* **What is being asked**
Pick out each line of the records that includes the string "children", and copy it.

--- START OF Items ---

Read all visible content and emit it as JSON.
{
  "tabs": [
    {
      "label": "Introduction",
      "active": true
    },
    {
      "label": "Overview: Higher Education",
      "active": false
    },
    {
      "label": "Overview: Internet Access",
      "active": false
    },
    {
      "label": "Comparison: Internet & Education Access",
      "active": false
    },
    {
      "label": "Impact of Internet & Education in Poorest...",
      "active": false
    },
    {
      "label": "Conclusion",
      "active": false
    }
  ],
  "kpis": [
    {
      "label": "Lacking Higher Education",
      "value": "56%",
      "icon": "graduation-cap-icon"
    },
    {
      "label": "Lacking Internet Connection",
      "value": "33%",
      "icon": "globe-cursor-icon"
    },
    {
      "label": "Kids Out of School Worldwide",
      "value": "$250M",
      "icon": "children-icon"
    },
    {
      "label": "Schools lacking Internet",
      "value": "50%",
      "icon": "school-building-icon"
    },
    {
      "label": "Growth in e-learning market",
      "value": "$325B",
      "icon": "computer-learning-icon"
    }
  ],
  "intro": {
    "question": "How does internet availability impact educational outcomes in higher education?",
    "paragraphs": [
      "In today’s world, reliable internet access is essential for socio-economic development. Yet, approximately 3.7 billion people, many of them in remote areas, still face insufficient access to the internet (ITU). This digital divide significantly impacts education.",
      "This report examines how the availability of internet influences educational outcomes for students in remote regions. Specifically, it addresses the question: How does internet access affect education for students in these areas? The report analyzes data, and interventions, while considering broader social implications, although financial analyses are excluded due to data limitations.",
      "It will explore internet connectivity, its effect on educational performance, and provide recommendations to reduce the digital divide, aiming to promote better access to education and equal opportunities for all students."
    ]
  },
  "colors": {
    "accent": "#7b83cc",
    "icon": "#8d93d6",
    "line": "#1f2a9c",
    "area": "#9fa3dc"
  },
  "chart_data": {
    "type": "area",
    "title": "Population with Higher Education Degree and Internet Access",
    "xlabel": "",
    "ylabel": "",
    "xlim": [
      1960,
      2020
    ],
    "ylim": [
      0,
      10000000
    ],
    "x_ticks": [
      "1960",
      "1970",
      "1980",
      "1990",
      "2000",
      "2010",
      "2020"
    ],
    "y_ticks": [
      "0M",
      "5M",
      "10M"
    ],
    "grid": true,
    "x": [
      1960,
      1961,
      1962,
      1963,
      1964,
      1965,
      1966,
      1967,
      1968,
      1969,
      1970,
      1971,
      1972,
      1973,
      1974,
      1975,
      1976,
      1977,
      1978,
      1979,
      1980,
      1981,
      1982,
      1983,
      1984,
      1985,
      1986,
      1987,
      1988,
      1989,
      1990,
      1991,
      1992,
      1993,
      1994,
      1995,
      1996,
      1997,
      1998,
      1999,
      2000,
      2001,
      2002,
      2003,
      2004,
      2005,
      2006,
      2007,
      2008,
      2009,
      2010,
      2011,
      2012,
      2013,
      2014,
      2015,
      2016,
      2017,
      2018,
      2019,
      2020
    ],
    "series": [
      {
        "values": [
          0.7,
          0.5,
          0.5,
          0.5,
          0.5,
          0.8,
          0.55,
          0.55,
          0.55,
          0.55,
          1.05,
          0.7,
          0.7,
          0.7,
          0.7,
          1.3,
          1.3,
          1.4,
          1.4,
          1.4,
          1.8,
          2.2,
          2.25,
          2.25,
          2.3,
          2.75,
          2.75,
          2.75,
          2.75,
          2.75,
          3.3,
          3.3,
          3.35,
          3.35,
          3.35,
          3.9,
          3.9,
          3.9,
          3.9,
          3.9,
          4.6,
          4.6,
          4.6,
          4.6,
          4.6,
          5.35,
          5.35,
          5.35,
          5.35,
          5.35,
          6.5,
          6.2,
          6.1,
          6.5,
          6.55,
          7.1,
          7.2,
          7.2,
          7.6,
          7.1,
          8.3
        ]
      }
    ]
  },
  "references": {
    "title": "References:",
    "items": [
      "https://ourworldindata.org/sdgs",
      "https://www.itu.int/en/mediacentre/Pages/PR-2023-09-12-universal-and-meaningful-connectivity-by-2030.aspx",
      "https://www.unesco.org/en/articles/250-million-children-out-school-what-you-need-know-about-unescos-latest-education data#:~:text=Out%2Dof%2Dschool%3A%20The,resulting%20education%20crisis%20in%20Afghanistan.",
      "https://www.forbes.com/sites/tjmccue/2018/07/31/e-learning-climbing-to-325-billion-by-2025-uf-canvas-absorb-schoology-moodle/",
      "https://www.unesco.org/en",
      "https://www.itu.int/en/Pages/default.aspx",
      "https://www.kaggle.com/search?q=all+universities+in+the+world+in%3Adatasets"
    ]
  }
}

--- END OF Items ---

* **Result for this exercise**
      "icon": "children-icon"
      "https://www.unesco.org/en/articles/250-million-children-out-school-what-you-need-know-about-unescos-latest-education data#:~:text=Out%2Dof%2Dschool%3A%20The,resulting%20education%20crisis%20in%20Afghanistan.",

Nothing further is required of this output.